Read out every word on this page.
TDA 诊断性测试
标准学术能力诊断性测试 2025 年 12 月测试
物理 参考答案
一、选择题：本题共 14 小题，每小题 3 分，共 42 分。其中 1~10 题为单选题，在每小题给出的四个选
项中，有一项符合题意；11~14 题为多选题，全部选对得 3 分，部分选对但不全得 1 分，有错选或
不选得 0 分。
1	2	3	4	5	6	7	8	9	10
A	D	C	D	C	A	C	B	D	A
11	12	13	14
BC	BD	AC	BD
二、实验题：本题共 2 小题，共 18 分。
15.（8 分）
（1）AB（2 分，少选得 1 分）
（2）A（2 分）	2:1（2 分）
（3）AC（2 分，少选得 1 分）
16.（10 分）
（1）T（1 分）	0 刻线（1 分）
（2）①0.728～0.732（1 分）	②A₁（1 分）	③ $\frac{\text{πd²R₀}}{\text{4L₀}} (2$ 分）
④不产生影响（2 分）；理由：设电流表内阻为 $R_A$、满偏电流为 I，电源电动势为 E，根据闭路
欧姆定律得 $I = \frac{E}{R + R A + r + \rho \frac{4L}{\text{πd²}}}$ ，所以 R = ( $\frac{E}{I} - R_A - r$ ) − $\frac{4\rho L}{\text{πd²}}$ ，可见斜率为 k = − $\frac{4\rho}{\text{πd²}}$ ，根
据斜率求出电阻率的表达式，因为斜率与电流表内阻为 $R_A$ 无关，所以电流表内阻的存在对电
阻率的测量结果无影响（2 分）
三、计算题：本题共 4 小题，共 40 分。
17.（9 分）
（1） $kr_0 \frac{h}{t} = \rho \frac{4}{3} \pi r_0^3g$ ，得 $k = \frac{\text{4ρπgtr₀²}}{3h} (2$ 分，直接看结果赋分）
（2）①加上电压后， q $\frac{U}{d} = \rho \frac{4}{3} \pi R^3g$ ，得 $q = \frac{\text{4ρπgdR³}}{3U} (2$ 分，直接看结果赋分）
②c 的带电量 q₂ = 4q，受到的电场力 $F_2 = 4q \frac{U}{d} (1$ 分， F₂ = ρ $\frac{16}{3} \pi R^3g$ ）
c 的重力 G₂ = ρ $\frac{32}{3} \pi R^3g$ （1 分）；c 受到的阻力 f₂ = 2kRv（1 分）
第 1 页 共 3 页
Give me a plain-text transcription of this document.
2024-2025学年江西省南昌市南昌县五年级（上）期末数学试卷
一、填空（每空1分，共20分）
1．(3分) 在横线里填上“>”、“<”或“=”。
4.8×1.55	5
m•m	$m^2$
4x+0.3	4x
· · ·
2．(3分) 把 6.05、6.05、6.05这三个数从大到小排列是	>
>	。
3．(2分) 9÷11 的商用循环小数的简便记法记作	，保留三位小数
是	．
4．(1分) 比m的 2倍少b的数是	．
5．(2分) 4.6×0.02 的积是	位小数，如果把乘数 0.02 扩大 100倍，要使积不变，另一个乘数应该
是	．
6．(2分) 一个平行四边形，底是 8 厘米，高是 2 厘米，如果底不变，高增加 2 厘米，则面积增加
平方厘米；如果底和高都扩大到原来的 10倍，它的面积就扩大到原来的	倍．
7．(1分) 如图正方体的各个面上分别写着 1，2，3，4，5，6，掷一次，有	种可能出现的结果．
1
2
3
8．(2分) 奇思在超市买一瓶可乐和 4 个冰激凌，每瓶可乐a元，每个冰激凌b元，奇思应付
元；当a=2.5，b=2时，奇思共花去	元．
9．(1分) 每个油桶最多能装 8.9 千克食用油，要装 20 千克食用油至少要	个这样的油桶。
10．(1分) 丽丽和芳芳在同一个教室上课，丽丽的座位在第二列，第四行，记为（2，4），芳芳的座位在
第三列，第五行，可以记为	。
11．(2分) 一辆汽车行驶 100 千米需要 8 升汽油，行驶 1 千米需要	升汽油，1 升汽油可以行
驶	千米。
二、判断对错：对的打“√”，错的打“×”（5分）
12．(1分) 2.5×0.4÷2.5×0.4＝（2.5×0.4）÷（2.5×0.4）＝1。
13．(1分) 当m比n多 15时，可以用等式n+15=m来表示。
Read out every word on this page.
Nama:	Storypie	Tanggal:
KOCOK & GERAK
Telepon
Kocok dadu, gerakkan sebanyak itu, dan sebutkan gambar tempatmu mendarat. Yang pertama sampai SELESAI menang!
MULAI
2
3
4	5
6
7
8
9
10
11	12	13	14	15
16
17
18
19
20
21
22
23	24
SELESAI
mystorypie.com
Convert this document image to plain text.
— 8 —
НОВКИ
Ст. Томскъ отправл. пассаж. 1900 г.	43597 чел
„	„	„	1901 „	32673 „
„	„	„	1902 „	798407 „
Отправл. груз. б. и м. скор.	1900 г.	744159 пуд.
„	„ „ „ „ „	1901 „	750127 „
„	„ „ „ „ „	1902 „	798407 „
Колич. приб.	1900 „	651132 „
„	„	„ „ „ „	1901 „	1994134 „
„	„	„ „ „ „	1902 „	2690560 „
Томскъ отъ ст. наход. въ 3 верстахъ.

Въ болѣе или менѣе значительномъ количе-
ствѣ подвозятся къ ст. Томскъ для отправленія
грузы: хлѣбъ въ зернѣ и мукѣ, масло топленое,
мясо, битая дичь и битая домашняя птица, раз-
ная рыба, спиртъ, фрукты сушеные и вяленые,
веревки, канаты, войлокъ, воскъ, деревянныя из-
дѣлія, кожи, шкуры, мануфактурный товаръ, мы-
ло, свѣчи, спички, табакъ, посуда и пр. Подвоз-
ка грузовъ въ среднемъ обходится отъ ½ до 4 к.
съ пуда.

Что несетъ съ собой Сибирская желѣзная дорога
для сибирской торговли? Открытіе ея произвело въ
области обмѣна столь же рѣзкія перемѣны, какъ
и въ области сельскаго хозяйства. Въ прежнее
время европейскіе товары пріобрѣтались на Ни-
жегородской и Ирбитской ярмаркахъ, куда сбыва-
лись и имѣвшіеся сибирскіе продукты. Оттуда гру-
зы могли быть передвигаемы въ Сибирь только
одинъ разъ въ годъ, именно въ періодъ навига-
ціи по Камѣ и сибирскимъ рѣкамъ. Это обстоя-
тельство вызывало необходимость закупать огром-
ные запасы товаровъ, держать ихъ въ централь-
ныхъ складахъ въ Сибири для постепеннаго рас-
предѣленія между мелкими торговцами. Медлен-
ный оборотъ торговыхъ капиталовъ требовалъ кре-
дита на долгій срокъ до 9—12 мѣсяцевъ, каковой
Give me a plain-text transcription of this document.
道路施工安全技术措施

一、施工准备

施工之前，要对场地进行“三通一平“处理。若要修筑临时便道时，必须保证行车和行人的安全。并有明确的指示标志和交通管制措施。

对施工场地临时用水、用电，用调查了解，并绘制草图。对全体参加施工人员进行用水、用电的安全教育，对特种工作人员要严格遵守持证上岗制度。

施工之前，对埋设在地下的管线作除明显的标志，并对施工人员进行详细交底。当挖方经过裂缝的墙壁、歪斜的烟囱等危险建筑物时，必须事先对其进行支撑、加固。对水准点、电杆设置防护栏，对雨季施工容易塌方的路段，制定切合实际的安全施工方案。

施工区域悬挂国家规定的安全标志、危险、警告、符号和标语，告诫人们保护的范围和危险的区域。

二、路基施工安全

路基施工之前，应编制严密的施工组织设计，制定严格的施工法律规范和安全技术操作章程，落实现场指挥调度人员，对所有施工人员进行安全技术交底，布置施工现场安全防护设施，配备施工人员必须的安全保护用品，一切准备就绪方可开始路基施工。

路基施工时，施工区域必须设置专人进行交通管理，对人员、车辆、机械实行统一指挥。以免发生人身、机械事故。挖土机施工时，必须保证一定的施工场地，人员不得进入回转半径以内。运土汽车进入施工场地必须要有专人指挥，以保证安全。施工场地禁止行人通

* * * * * * *

» Exercise details
Please quote the records above exactly, without skipping a line.

» Result
Read out every word on this page.
TDA 诊断性测试
标准学术能力诊断性测试 2025 年 12 月测试
物理 参考答案
一、选择题：本题共 14 小题，每小题 3 分，共 42 分。其中 1~10 题为单选题，在每小题给出的四个选
项中，有一项符合题意；11~14 题为多选题，全部选对得 3 分，部分选对但不全得 1 分，有错选或
不选得 0 分。
1	2	3	4	5	6	7	8	9	10
A	D	C	D	C	A	C	B	D	A
11	12	13	14
BC	BD	AC	BD
二、实验题：本题共 2 小题，共 18 分。
15.（8 分）
（1）AB（2 分，少选得 1 分）
（2）A（2 分）	2:1（2 分）
（3）AC（2 分，少选得 1 分）
16.（10 分）
（1）T（1 分）	0 刻线（1 分）
（2）①0.728～0.732（1 分）	②A₁（1 分）	③ $\frac{\text{πd²R₀}}{\text{4L₀}} (2$ 分）
④不产生影响（2 分）；理由：设电流表内阻为 $R_A$、满偏电流为 I，电源电动势为 E，根据闭路
欧姆定律得 $I = \frac{E}{R + R A + r + \rho \frac{4L}{\text{πd²}}}$ ，所以 R = ( $\frac{E}{I} - R_A - r$ ) − $\frac{4\rho L}{\text{πd²}}$ ，可见斜率为 k = − $\frac{4\rho}{\text{πd²}}$ ，根
据斜率求出电阻率的表达式，因为斜率与电流表内阻为 $R_A$ 无关，所以电流表内阻的存在对电
阻率的测量结果无影响（2 分）
三、计算题：本题共 4 小题，共 40 分。
17.（9 分）
（1） $kr_0 \frac{h}{t} = \rho \frac{4}{3} \pi r_0^3g$ ，得 $k = \frac{\text{4ρπgtr₀²}}{3h} (2$ 分，直接看结果赋分）
（2）①加上电压后， q $\frac{U}{d} = \rho \frac{4}{3} \pi R^3g$ ，得 $q = \frac{\text{4ρπgdR³}}{3U} (2$ 分，直接看结果赋分）
②c 的带电量 q₂ = 4q，受到的电场力 $F_2 = 4q \frac{U}{d} (1$ 分， F₂ = ρ $\frac{16}{3} \pi R^3g$ ）
c 的重力 G₂ = ρ $\frac{32}{3} \pi R^3g$ （1 分）；c 受到的阻力 f₂ = 2kRv（1 分）
第 1 页 共 3 页
Give me a plain-text transcription of this document.
2024-2025学年江西省南昌市南昌县五年级（上）期末数学试卷
一、填空（每空1分，共20分）
1．(3分) 在横线里填上“>”、“<”或“=”。
4.8×1.55	5
m•m	$m^2$
4x+0.3	4x
· · ·
2．(3分) 把 6.05、6.05、6.05这三个数从大到小排列是	>
>	。
3．(2分) 9÷11 的商用循环小数的简便记法记作	，保留三位小数
是	．
4．(1分) 比m的 2倍少b的数是	．
5．(2分) 4.6×0.02 的积是	位小数，如果把乘数 0.02 扩大 100倍，要使积不变，另一个乘数应该
是	．
6．(2分) 一个平行四边形，底是 8 厘米，高是 2 厘米，如果底不变，高增加 2 厘米，则面积增加
平方厘米；如果底和高都扩大到原来的 10倍，它的面积就扩大到原来的	倍．
7．(1分) 如图正方体的各个面上分别写着 1，2，3，4，5，6，掷一次，有	种可能出现的结果．
1
2
3
8．(2分) 奇思在超市买一瓶可乐和 4 个冰激凌，每瓶可乐a元，每个冰激凌b元，奇思应付
元；当a=2.5，b=2时，奇思共花去	元．
9．(1分) 每个油桶最多能装 8.9 千克食用油，要装 20 千克食用油至少要	个这样的油桶。
10．(1分) 丽丽和芳芳在同一个教室上课，丽丽的座位在第二列，第四行，记为（2，4），芳芳的座位在
第三列，第五行，可以记为	。
11．(2分) 一辆汽车行驶 100 千米需要 8 升汽油，行驶 1 千米需要	升汽油，1 升汽油可以行
驶	千米。
二、判断对错：对的打“√”，错的打“×”（5分）
12．(1分) 2.5×0.4÷2.5×0.4＝（2.5×0.4）÷（2.5×0.4）＝1。
13．(1分) 当m比n多 15时，可以用等式n+15=m来表示。
Read out every word on this page.
Nama:	Storypie	Tanggal:
KOCOK & GERAK
Telepon
Kocok dadu, gerakkan sebanyak itu, dan sebutkan gambar tempatmu mendarat. Yang pertama sampai SELESAI menang!
MULAI
2
3
4	5
6
7
8
9
10
11	12	13	14	15
16
17
18
19
20
21
22
23	24
SELESAI
mystorypie.com
Convert this document image to plain text.
— 8 —
НОВКИ
Ст. Томскъ отправл. пассаж. 1900 г.	43597 чел
„	„	„	1901 „	32673 „
„	„	„	1902 „	798407 „
Отправл. груз. б. и м. скор.	1900 г.	744159 пуд.
„	„ „ „ „ „	1901 „	750127 „
„	„ „ „ „ „	1902 „	798407 „
Колич. приб.	1900 „	651132 „
„	„	„ „ „ „	1901 „	1994134 „
„	„	„ „ „ „	1902 „	2690560 „
Томскъ отъ ст. наход. въ 3 верстахъ.

Въ болѣе или менѣе значительномъ количе-
ствѣ подвозятся къ ст. Томскъ для отправленія
грузы: хлѣбъ въ зернѣ и мукѣ, масло топленое,
мясо, битая дичь и битая домашняя птица, раз-
ная рыба, спиртъ, фрукты сушеные и вяленые,
веревки, канаты, войлокъ, воскъ, деревянныя из-
дѣлія, кожи, шкуры, мануфактурный товаръ, мы-
ло, свѣчи, спички, табакъ, посуда и пр. Подвоз-
ка грузовъ въ среднемъ обходится отъ ½ до 4 к.
съ пуда.

Что несетъ съ собой Сибирская желѣзная дорога
для сибирской торговли? Открытіе ея произвело въ
области обмѣна столь же рѣзкія перемѣны, какъ
и въ области сельскаго хозяйства. Въ прежнее
время европейскіе товары пріобрѣтались на Ни-
жегородской и Ирбитской ярмаркахъ, куда сбыва-
лись и имѣвшіеся сибирскіе продукты. Оттуда гру-
зы могли быть передвигаемы въ Сибирь только
одинъ разъ въ годъ, именно въ періодъ навига-
ціи по Камѣ и сибирскимъ рѣкамъ. Это обстоя-
тельство вызывало необходимость закупать огром-
ные запасы товаровъ, держать ихъ въ централь-
ныхъ складахъ въ Сибири для постепеннаго рас-
предѣленія между мелкими торговцами. Медлен-
ный оборотъ торговыхъ капиталовъ требовалъ кре-
дита на долгій срокъ до 9—12 мѣсяцевъ, каковой
Give me a plain-text transcription of this document.
道路施工安全技术措施

一、施工准备

施工之前，要对场地进行“三通一平“处理。若要修筑临时便道时，必须保证行车和行人的安全。并有明确的指示标志和交通管制措施。

对施工场地临时用水、用电，用调查了解，并绘制草图。对全体参加施工人员进行用水、用电的安全教育，对特种工作人员要严格遵守持证上岗制度。

施工之前，对埋设在地下的管线作除明显的标志，并对施工人员进行详细交底。当挖方经过裂缝的墙壁、歪斜的烟囱等危险建筑物时，必须事先对其进行支撑、加固。对水准点、电杆设置防护栏，对雨季施工容易塌方的路段，制定切合实际的安全施工方案。

施工区域悬挂国家规定的安全标志、危险、警告、符号和标语，告诫人们保护的范围和危险的区域。

二、路基施工安全

路基施工之前，应编制严密的施工组织设计，制定严格的施工法律规范和安全技术操作章程，落实现场指挥调度人员，对所有施工人员进行安全技术交底，布置施工现场安全防护设施，配备施工人员必须的安全保护用品，一切准备就绪方可开始路基施工。

路基施工时，施工区域必须设置专人进行交通管理，对人员、车辆、机械实行统一指挥。以免发生人身、机械事故。挖土机施工时，必须保证一定的施工场地，人员不得进入回转半径以内。运土汽车进入施工场地必须要有专人指挥，以保证安全。施工场地禁止行人通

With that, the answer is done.